## WRITTEN REQUEST
The records underneath are to be repeated exactly, with the pictures left out.

Figure record extracts
▼▼▼

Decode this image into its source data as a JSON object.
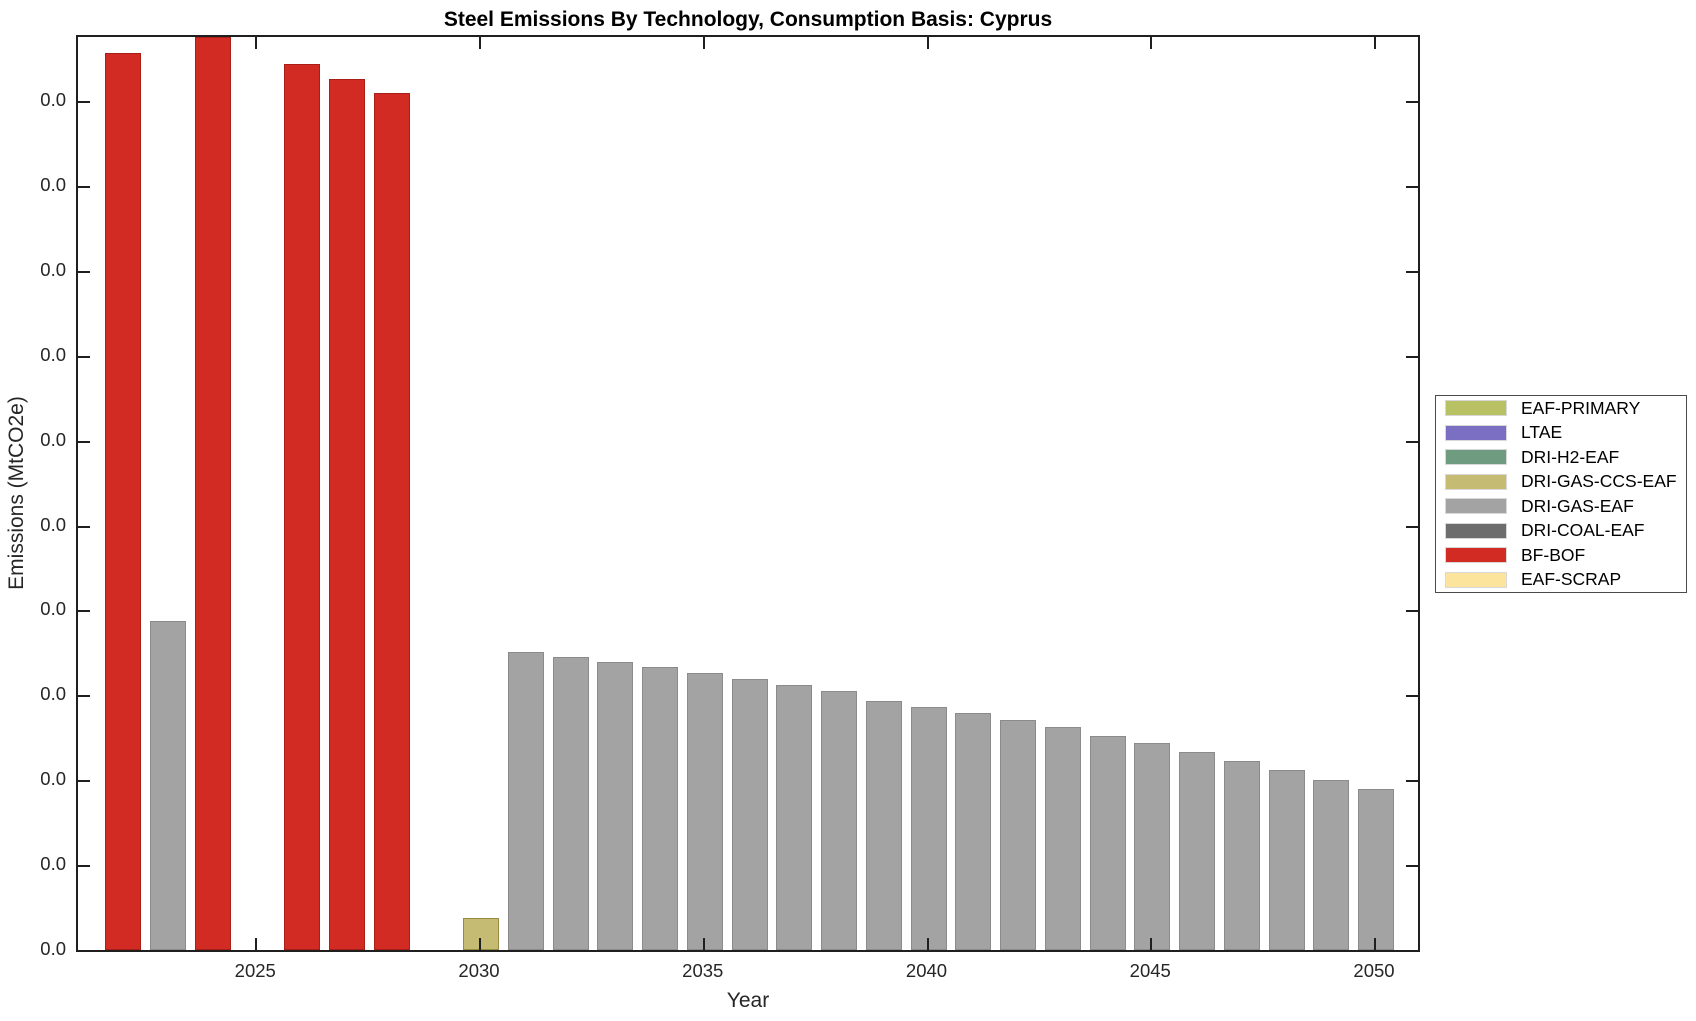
{
  "chart_data": {
    "type": "bar",
    "title": "Steel Emissions By Technology, Consumption Basis: Cyprus",
    "xlabel": "Year",
    "ylabel": "Emissions (MtCO2e)",
    "x_ticks": [
      2025,
      2030,
      2035,
      2040,
      2045,
      2050
    ],
    "xlim": [
      2021.4,
      2050.8
    ],
    "y_tick_labels": [
      "0.0",
      "0.0",
      "0.0",
      "0.0",
      "0.0",
      "0.0",
      "0.0",
      "0.0",
      "0.0",
      "0.0",
      "0.0"
    ],
    "y_axis_note": "All eleven y-axis tick labels display 0.0; bar values are recorded as fraction of full visible y-axis height",
    "ylim_fraction": [
      0,
      1.0
    ],
    "grid": false,
    "legend_position": "right-outside",
    "colors": {
      "EAF-PRIMARY": {
        "fill": "#b9c165",
        "edge": "#8e9440"
      },
      "LTAE": {
        "fill": "#7b6fc4",
        "edge": "#57499b"
      },
      "DRI-H2-EAF": {
        "fill": "#6f9b80",
        "edge": "#4d7a5e"
      },
      "DRI-GAS-CCS-EAF": {
        "fill": "#c5bb72",
        "edge": "#958c46"
      },
      "DRI-GAS-EAF": {
        "fill": "#a3a3a3",
        "edge": "#8b8b8b"
      },
      "DRI-COAL-EAF": {
        "fill": "#6d6d6d",
        "edge": "#4f4f4f"
      },
      "BF-BOF": {
        "fill": "#d22b23",
        "edge": "#a81f18"
      },
      "EAF-SCRAP": {
        "fill": "#fce49d",
        "edge": "#d8bd6f"
      }
    },
    "legend": [
      {
        "label": "EAF-PRIMARY"
      },
      {
        "label": "LTAE"
      },
      {
        "label": "DRI-H2-EAF"
      },
      {
        "label": "DRI-GAS-CCS-EAF"
      },
      {
        "label": "DRI-GAS-EAF"
      },
      {
        "label": "DRI-COAL-EAF"
      },
      {
        "label": "BF-BOF"
      },
      {
        "label": "EAF-SCRAP"
      }
    ],
    "bars": [
      {
        "year": 2022,
        "tech": "BF-BOF",
        "value_frac": 0.982
      },
      {
        "year": 2023,
        "tech": "DRI-GAS-EAF",
        "value_frac": 0.36
      },
      {
        "year": 2024,
        "tech": "BF-BOF",
        "value_frac": 1.0
      },
      {
        "year": 2026,
        "tech": "BF-BOF",
        "value_frac": 0.97
      },
      {
        "year": 2027,
        "tech": "BF-BOF",
        "value_frac": 0.954
      },
      {
        "year": 2028,
        "tech": "BF-BOF",
        "value_frac": 0.939
      },
      {
        "year": 2030,
        "tech": "DRI-GAS-CCS-EAF",
        "value_frac": 0.035
      },
      {
        "year": 2031,
        "tech": "DRI-GAS-EAF",
        "value_frac": 0.326
      },
      {
        "year": 2032,
        "tech": "DRI-GAS-EAF",
        "value_frac": 0.321
      },
      {
        "year": 2033,
        "tech": "DRI-GAS-EAF",
        "value_frac": 0.315
      },
      {
        "year": 2034,
        "tech": "DRI-GAS-EAF",
        "value_frac": 0.31
      },
      {
        "year": 2035,
        "tech": "DRI-GAS-EAF",
        "value_frac": 0.303
      },
      {
        "year": 2036,
        "tech": "DRI-GAS-EAF",
        "value_frac": 0.297
      },
      {
        "year": 2037,
        "tech": "DRI-GAS-EAF",
        "value_frac": 0.29
      },
      {
        "year": 2038,
        "tech": "DRI-GAS-EAF",
        "value_frac": 0.284
      },
      {
        "year": 2039,
        "tech": "DRI-GAS-EAF",
        "value_frac": 0.273
      },
      {
        "year": 2040,
        "tech": "DRI-GAS-EAF",
        "value_frac": 0.266
      },
      {
        "year": 2041,
        "tech": "DRI-GAS-EAF",
        "value_frac": 0.26
      },
      {
        "year": 2042,
        "tech": "DRI-GAS-EAF",
        "value_frac": 0.252
      },
      {
        "year": 2043,
        "tech": "DRI-GAS-EAF",
        "value_frac": 0.244
      },
      {
        "year": 2044,
        "tech": "DRI-GAS-EAF",
        "value_frac": 0.234
      },
      {
        "year": 2045,
        "tech": "DRI-GAS-EAF",
        "value_frac": 0.227
      },
      {
        "year": 2046,
        "tech": "DRI-GAS-EAF",
        "value_frac": 0.217
      },
      {
        "year": 2047,
        "tech": "DRI-GAS-EAF",
        "value_frac": 0.207
      },
      {
        "year": 2048,
        "tech": "DRI-GAS-EAF",
        "value_frac": 0.197
      },
      {
        "year": 2049,
        "tech": "DRI-GAS-EAF",
        "value_frac": 0.186
      },
      {
        "year": 2050,
        "tech": "DRI-GAS-EAF",
        "value_frac": 0.176
      }
    ]
  }
}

▲▲▲

## FULL SOLUTION
Decode this image into its source data as a JSON object.
{
  "chart_data": {
    "type": "bar",
    "title": "Steel Emissions By Technology, Consumption Basis: Cyprus",
    "xlabel": "Year",
    "ylabel": "Emissions (MtCO2e)",
    "x_ticks": [
      2025,
      2030,
      2035,
      2040,
      2045,
      2050
    ],
    "xlim": [
      2021.4,
      2050.8
    ],
    "y_tick_labels": [
      "0.0",
      "0.0",
      "0.0",
      "0.0",
      "0.0",
      "0.0",
      "0.0",
      "0.0",
      "0.0",
      "0.0",
      "0.0"
    ],
    "y_axis_note": "All eleven y-axis tick labels display 0.0; bar values are recorded as fraction of full visible y-axis height",
    "ylim_fraction": [
      0,
      1.0
    ],
    "grid": false,
    "legend_position": "right-outside",
    "colors": {
      "EAF-PRIMARY": {
        "fill": "#b9c165",
        "edge": "#8e9440"
      },
      "LTAE": {
        "fill": "#7b6fc4",
        "edge": "#57499b"
      },
      "DRI-H2-EAF": {
        "fill": "#6f9b80",
        "edge": "#4d7a5e"
      },
      "DRI-GAS-CCS-EAF": {
        "fill": "#c5bb72",
        "edge": "#958c46"
      },
      "DRI-GAS-EAF": {
        "fill": "#a3a3a3",
        "edge": "#8b8b8b"
      },
      "DRI-COAL-EAF": {
        "fill": "#6d6d6d",
        "edge": "#4f4f4f"
      },
      "BF-BOF": {
        "fill": "#d22b23",
        "edge": "#a81f18"
      },
      "EAF-SCRAP": {
        "fill": "#fce49d",
        "edge": "#d8bd6f"
      }
    },
    "legend": [
      {
        "label": "EAF-PRIMARY"
      },
      {
        "label": "LTAE"
      },
      {
        "label": "DRI-H2-EAF"
      },
      {
        "label": "DRI-GAS-CCS-EAF"
      },
      {
        "label": "DRI-GAS-EAF"
      },
      {
        "label": "DRI-COAL-EAF"
      },
      {
        "label": "BF-BOF"
      },
      {
        "label": "EAF-SCRAP"
      }
    ],
    "bars": [
      {
        "year": 2022,
        "tech": "BF-BOF",
        "value_frac": 0.982
      },
      {
        "year": 2023,
        "tech": "DRI-GAS-EAF",
        "value_frac": 0.36
      },
      {
        "year": 2024,
        "tech": "BF-BOF",
        "value_frac": 1.0
      },
      {
        "year": 2026,
        "tech": "BF-BOF",
        "value_frac": 0.97
      },
      {
        "year": 2027,
        "tech": "BF-BOF",
        "value_frac": 0.954
      },
      {
        "year": 2028,
        "tech": "BF-BOF",
        "value_frac": 0.939
      },
      {
        "year": 2030,
        "tech": "DRI-GAS-CCS-EAF",
        "value_frac": 0.035
      },
      {
        "year": 2031,
        "tech": "DRI-GAS-EAF",
        "value_frac": 0.326
      },
      {
        "year": 2032,
        "tech": "DRI-GAS-EAF",
        "value_frac": 0.321
      },
      {
        "year": 2033,
        "tech": "DRI-GAS-EAF",
        "value_frac": 0.315
      },
      {
        "year": 2034,
        "tech": "DRI-GAS-EAF",
        "value_frac": 0.31
      },
      {
        "year": 2035,
        "tech": "DRI-GAS-EAF",
        "value_frac": 0.303
      },
      {
        "year": 2036,
        "tech": "DRI-GAS-EAF",
        "value_frac": 0.297
      },
      {
        "year": 2037,
        "tech": "DRI-GAS-EAF",
        "value_frac": 0.29
      },
      {
        "year": 2038,
        "tech": "DRI-GAS-EAF",
        "value_frac": 0.284
      },
      {
        "year": 2039,
        "tech": "DRI-GAS-EAF",
        "value_frac": 0.273
      },
      {
        "year": 2040,
        "tech": "DRI-GAS-EAF",
        "value_frac": 0.266
      },
      {
        "year": 2041,
        "tech": "DRI-GAS-EAF",
        "value_frac": 0.26
      },
      {
        "year": 2042,
        "tech": "DRI-GAS-EAF",
        "value_frac": 0.252
      },
      {
        "year": 2043,
        "tech": "DRI-GAS-EAF",
        "value_frac": 0.244
      },
      {
        "year": 2044,
        "tech": "DRI-GAS-EAF",
        "value_frac": 0.234
      },
      {
        "year": 2045,
        "tech": "DRI-GAS-EAF",
        "value_frac": 0.227
      },
      {
        "year": 2046,
        "tech": "DRI-GAS-EAF",
        "value_frac": 0.217
      },
      {
        "year": 2047,
        "tech": "DRI-GAS-EAF",
        "value_frac": 0.207
      },
      {
        "year": 2048,
        "tech": "DRI-GAS-EAF",
        "value_frac": 0.197
      },
      {
        "year": 2049,
        "tech": "DRI-GAS-EAF",
        "value_frac": 0.186
      },
      {
        "year": 2050,
        "tech": "DRI-GAS-EAF",
        "value_frac": 0.176
      }
    ]
  }
}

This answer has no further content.